# WHAT NEEDS TO BE DONE
What follows is a set of entries. Repeat them exactly, but not their pictures.

# GIVEN DATA
********************

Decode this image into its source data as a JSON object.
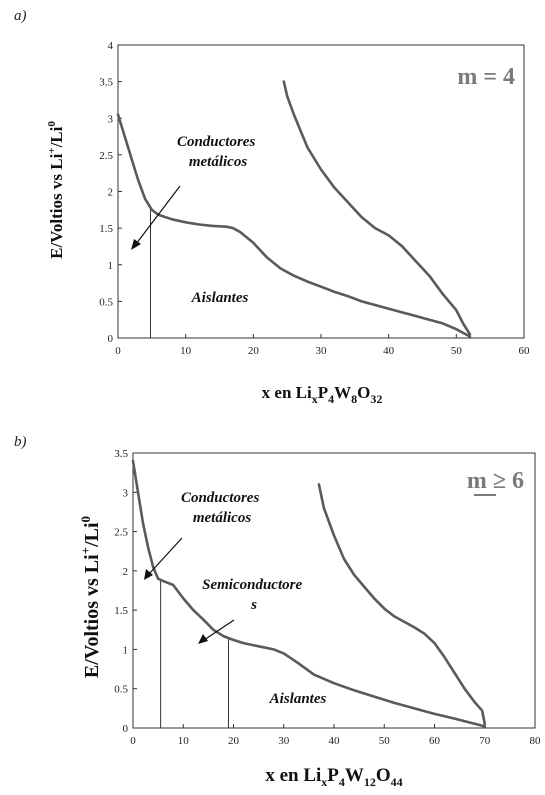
{
  "chart_data": [
    {
      "type": "line",
      "panel_label": "a)",
      "m_label": "m = 4",
      "xlim": [
        0,
        60
      ],
      "ylim": [
        0,
        4
      ],
      "xticks": [
        "0",
        "10",
        "20",
        "30",
        "40",
        "50",
        "60"
      ],
      "yticks": [
        "0",
        "0.5",
        "1",
        "1.5",
        "2",
        "2.5",
        "3",
        "3.5",
        "4"
      ],
      "ylabel": {
        "main": "E/Voltios vs Li",
        "sup1": "+",
        "mid": "/Li",
        "sup2": "0"
      },
      "xlabel": [
        {
          "t": "x en Li",
          "s": "n"
        },
        {
          "t": "x",
          "s": "sub"
        },
        {
          "t": "P",
          "s": "n"
        },
        {
          "t": "4",
          "s": "sub"
        },
        {
          "t": "W",
          "s": "n"
        },
        {
          "t": "8",
          "s": "sub"
        },
        {
          "t": "O",
          "s": "n"
        },
        {
          "t": "32",
          "s": "sub"
        }
      ],
      "annotations": [
        {
          "lines": [
            "Conductores",
            "metálicos"
          ]
        },
        {
          "lines": [
            "Aislantes"
          ]
        }
      ],
      "boundaries_x": [
        4.8
      ],
      "series": [
        {
          "values": [
            [
              0,
              3.05
            ],
            [
              1,
              2.75
            ],
            [
              2,
              2.45
            ],
            [
              3,
              2.15
            ],
            [
              4,
              1.9
            ],
            [
              5,
              1.75
            ],
            [
              6,
              1.68
            ],
            [
              8,
              1.62
            ],
            [
              10,
              1.58
            ],
            [
              12,
              1.55
            ],
            [
              14,
              1.53
            ],
            [
              16,
              1.52
            ],
            [
              17,
              1.5
            ],
            [
              18,
              1.45
            ],
            [
              20,
              1.3
            ],
            [
              22,
              1.1
            ],
            [
              24,
              0.95
            ],
            [
              26,
              0.85
            ],
            [
              28,
              0.77
            ],
            [
              30,
              0.7
            ],
            [
              32,
              0.63
            ],
            [
              34,
              0.57
            ],
            [
              36,
              0.5
            ],
            [
              38,
              0.45
            ],
            [
              40,
              0.4
            ],
            [
              42,
              0.35
            ],
            [
              44,
              0.3
            ],
            [
              46,
              0.25
            ],
            [
              48,
              0.2
            ],
            [
              50,
              0.12
            ],
            [
              51,
              0.07
            ],
            [
              52,
              0.02
            ]
          ]
        },
        {
          "values": [
            [
              24.5,
              3.5
            ],
            [
              25,
              3.3
            ],
            [
              26,
              3.05
            ],
            [
              28,
              2.6
            ],
            [
              30,
              2.3
            ],
            [
              32,
              2.05
            ],
            [
              34,
              1.85
            ],
            [
              36,
              1.65
            ],
            [
              38,
              1.5
            ],
            [
              40,
              1.4
            ],
            [
              42,
              1.25
            ],
            [
              44,
              1.05
            ],
            [
              46,
              0.85
            ],
            [
              48,
              0.6
            ],
            [
              50,
              0.38
            ],
            [
              51,
              0.2
            ],
            [
              52,
              0.05
            ]
          ]
        }
      ]
    },
    {
      "type": "line",
      "panel_label": "b)",
      "m_label": "m ≥ 6",
      "xlim": [
        0,
        80
      ],
      "ylim": [
        0,
        3.5
      ],
      "xticks": [
        "0",
        "10",
        "20",
        "30",
        "40",
        "50",
        "60",
        "70",
        "80"
      ],
      "yticks": [
        "0",
        "0.5",
        "1",
        "1.5",
        "2",
        "2.5",
        "3",
        "3.5"
      ],
      "ylabel": {
        "main": "E/Voltios vs Li",
        "sup1": "+",
        "mid": "/Li",
        "sup2": "0"
      },
      "xlabel": [
        {
          "t": "x en Li",
          "s": "n"
        },
        {
          "t": "x",
          "s": "sub"
        },
        {
          "t": "P",
          "s": "n"
        },
        {
          "t": "4",
          "s": "sub"
        },
        {
          "t": "W",
          "s": "n"
        },
        {
          "t": "12",
          "s": "sub"
        },
        {
          "t": "O",
          "s": "n"
        },
        {
          "t": "44",
          "s": "sub"
        }
      ],
      "annotations": [
        {
          "lines": [
            "Conductores",
            "metálicos"
          ]
        },
        {
          "lines": [
            "Semiconductore",
            "s"
          ]
        },
        {
          "lines": [
            "Aislantes"
          ]
        }
      ],
      "boundaries_x": [
        5.5,
        19
      ],
      "series": [
        {
          "values": [
            [
              0,
              3.4
            ],
            [
              1,
              3.0
            ],
            [
              2,
              2.6
            ],
            [
              3,
              2.3
            ],
            [
              4,
              2.05
            ],
            [
              5,
              1.9
            ],
            [
              6,
              1.87
            ],
            [
              8,
              1.82
            ],
            [
              10,
              1.65
            ],
            [
              12,
              1.5
            ],
            [
              14,
              1.38
            ],
            [
              16,
              1.25
            ],
            [
              18,
              1.17
            ],
            [
              20,
              1.12
            ],
            [
              22,
              1.08
            ],
            [
              25,
              1.04
            ],
            [
              28,
              1.0
            ],
            [
              30,
              0.95
            ],
            [
              33,
              0.82
            ],
            [
              36,
              0.68
            ],
            [
              40,
              0.57
            ],
            [
              44,
              0.48
            ],
            [
              48,
              0.4
            ],
            [
              52,
              0.32
            ],
            [
              56,
              0.25
            ],
            [
              60,
              0.18
            ],
            [
              64,
              0.12
            ],
            [
              67,
              0.07
            ],
            [
              70,
              0.02
            ]
          ]
        },
        {
          "values": [
            [
              37,
              3.1
            ],
            [
              38,
              2.8
            ],
            [
              40,
              2.45
            ],
            [
              42,
              2.15
            ],
            [
              44,
              1.95
            ],
            [
              46,
              1.8
            ],
            [
              48,
              1.65
            ],
            [
              50,
              1.52
            ],
            [
              52,
              1.42
            ],
            [
              54,
              1.35
            ],
            [
              56,
              1.28
            ],
            [
              58,
              1.2
            ],
            [
              60,
              1.08
            ],
            [
              62,
              0.9
            ],
            [
              64,
              0.7
            ],
            [
              66,
              0.5
            ],
            [
              68,
              0.33
            ],
            [
              69.5,
              0.22
            ],
            [
              70,
              0.05
            ]
          ]
        }
      ]
    }
  ]
}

********************

# WRITTEN RESPONSE
Decode this image into its source data as a JSON object.
{
  "chart_data": [
    {
      "type": "line",
      "panel_label": "a)",
      "m_label": "m = 4",
      "xlim": [
        0,
        60
      ],
      "ylim": [
        0,
        4
      ],
      "xticks": [
        "0",
        "10",
        "20",
        "30",
        "40",
        "50",
        "60"
      ],
      "yticks": [
        "0",
        "0.5",
        "1",
        "1.5",
        "2",
        "2.5",
        "3",
        "3.5",
        "4"
      ],
      "ylabel": {
        "main": "E/Voltios vs Li",
        "sup1": "+",
        "mid": "/Li",
        "sup2": "0"
      },
      "xlabel": [
        {
          "t": "x en Li",
          "s": "n"
        },
        {
          "t": "x",
          "s": "sub"
        },
        {
          "t": "P",
          "s": "n"
        },
        {
          "t": "4",
          "s": "sub"
        },
        {
          "t": "W",
          "s": "n"
        },
        {
          "t": "8",
          "s": "sub"
        },
        {
          "t": "O",
          "s": "n"
        },
        {
          "t": "32",
          "s": "sub"
        }
      ],
      "annotations": [
        {
          "lines": [
            "Conductores",
            "metálicos"
          ]
        },
        {
          "lines": [
            "Aislantes"
          ]
        }
      ],
      "boundaries_x": [
        4.8
      ],
      "series": [
        {
          "values": [
            [
              0,
              3.05
            ],
            [
              1,
              2.75
            ],
            [
              2,
              2.45
            ],
            [
              3,
              2.15
            ],
            [
              4,
              1.9
            ],
            [
              5,
              1.75
            ],
            [
              6,
              1.68
            ],
            [
              8,
              1.62
            ],
            [
              10,
              1.58
            ],
            [
              12,
              1.55
            ],
            [
              14,
              1.53
            ],
            [
              16,
              1.52
            ],
            [
              17,
              1.5
            ],
            [
              18,
              1.45
            ],
            [
              20,
              1.3
            ],
            [
              22,
              1.1
            ],
            [
              24,
              0.95
            ],
            [
              26,
              0.85
            ],
            [
              28,
              0.77
            ],
            [
              30,
              0.7
            ],
            [
              32,
              0.63
            ],
            [
              34,
              0.57
            ],
            [
              36,
              0.5
            ],
            [
              38,
              0.45
            ],
            [
              40,
              0.4
            ],
            [
              42,
              0.35
            ],
            [
              44,
              0.3
            ],
            [
              46,
              0.25
            ],
            [
              48,
              0.2
            ],
            [
              50,
              0.12
            ],
            [
              51,
              0.07
            ],
            [
              52,
              0.02
            ]
          ]
        },
        {
          "values": [
            [
              24.5,
              3.5
            ],
            [
              25,
              3.3
            ],
            [
              26,
              3.05
            ],
            [
              28,
              2.6
            ],
            [
              30,
              2.3
            ],
            [
              32,
              2.05
            ],
            [
              34,
              1.85
            ],
            [
              36,
              1.65
            ],
            [
              38,
              1.5
            ],
            [
              40,
              1.4
            ],
            [
              42,
              1.25
            ],
            [
              44,
              1.05
            ],
            [
              46,
              0.85
            ],
            [
              48,
              0.6
            ],
            [
              50,
              0.38
            ],
            [
              51,
              0.2
            ],
            [
              52,
              0.05
            ]
          ]
        }
      ]
    },
    {
      "type": "line",
      "panel_label": "b)",
      "m_label": "m ≥ 6",
      "xlim": [
        0,
        80
      ],
      "ylim": [
        0,
        3.5
      ],
      "xticks": [
        "0",
        "10",
        "20",
        "30",
        "40",
        "50",
        "60",
        "70",
        "80"
      ],
      "yticks": [
        "0",
        "0.5",
        "1",
        "1.5",
        "2",
        "2.5",
        "3",
        "3.5"
      ],
      "ylabel": {
        "main": "E/Voltios vs Li",
        "sup1": "+",
        "mid": "/Li",
        "sup2": "0"
      },
      "xlabel": [
        {
          "t": "x en Li",
          "s": "n"
        },
        {
          "t": "x",
          "s": "sub"
        },
        {
          "t": "P",
          "s": "n"
        },
        {
          "t": "4",
          "s": "sub"
        },
        {
          "t": "W",
          "s": "n"
        },
        {
          "t": "12",
          "s": "sub"
        },
        {
          "t": "O",
          "s": "n"
        },
        {
          "t": "44",
          "s": "sub"
        }
      ],
      "annotations": [
        {
          "lines": [
            "Conductores",
            "metálicos"
          ]
        },
        {
          "lines": [
            "Semiconductore",
            "s"
          ]
        },
        {
          "lines": [
            "Aislantes"
          ]
        }
      ],
      "boundaries_x": [
        5.5,
        19
      ],
      "series": [
        {
          "values": [
            [
              0,
              3.4
            ],
            [
              1,
              3.0
            ],
            [
              2,
              2.6
            ],
            [
              3,
              2.3
            ],
            [
              4,
              2.05
            ],
            [
              5,
              1.9
            ],
            [
              6,
              1.87
            ],
            [
              8,
              1.82
            ],
            [
              10,
              1.65
            ],
            [
              12,
              1.5
            ],
            [
              14,
              1.38
            ],
            [
              16,
              1.25
            ],
            [
              18,
              1.17
            ],
            [
              20,
              1.12
            ],
            [
              22,
              1.08
            ],
            [
              25,
              1.04
            ],
            [
              28,
              1.0
            ],
            [
              30,
              0.95
            ],
            [
              33,
              0.82
            ],
            [
              36,
              0.68
            ],
            [
              40,
              0.57
            ],
            [
              44,
              0.48
            ],
            [
              48,
              0.4
            ],
            [
              52,
              0.32
            ],
            [
              56,
              0.25
            ],
            [
              60,
              0.18
            ],
            [
              64,
              0.12
            ],
            [
              67,
              0.07
            ],
            [
              70,
              0.02
            ]
          ]
        },
        {
          "values": [
            [
              37,
              3.1
            ],
            [
              38,
              2.8
            ],
            [
              40,
              2.45
            ],
            [
              42,
              2.15
            ],
            [
              44,
              1.95
            ],
            [
              46,
              1.8
            ],
            [
              48,
              1.65
            ],
            [
              50,
              1.52
            ],
            [
              52,
              1.42
            ],
            [
              54,
              1.35
            ],
            [
              56,
              1.28
            ],
            [
              58,
              1.2
            ],
            [
              60,
              1.08
            ],
            [
              62,
              0.9
            ],
            [
              64,
              0.7
            ],
            [
              66,
              0.5
            ],
            [
              68,
              0.33
            ],
            [
              69.5,
              0.22
            ],
            [
              70,
              0.05
            ]
          ]
        }
      ]
    }
  ]
}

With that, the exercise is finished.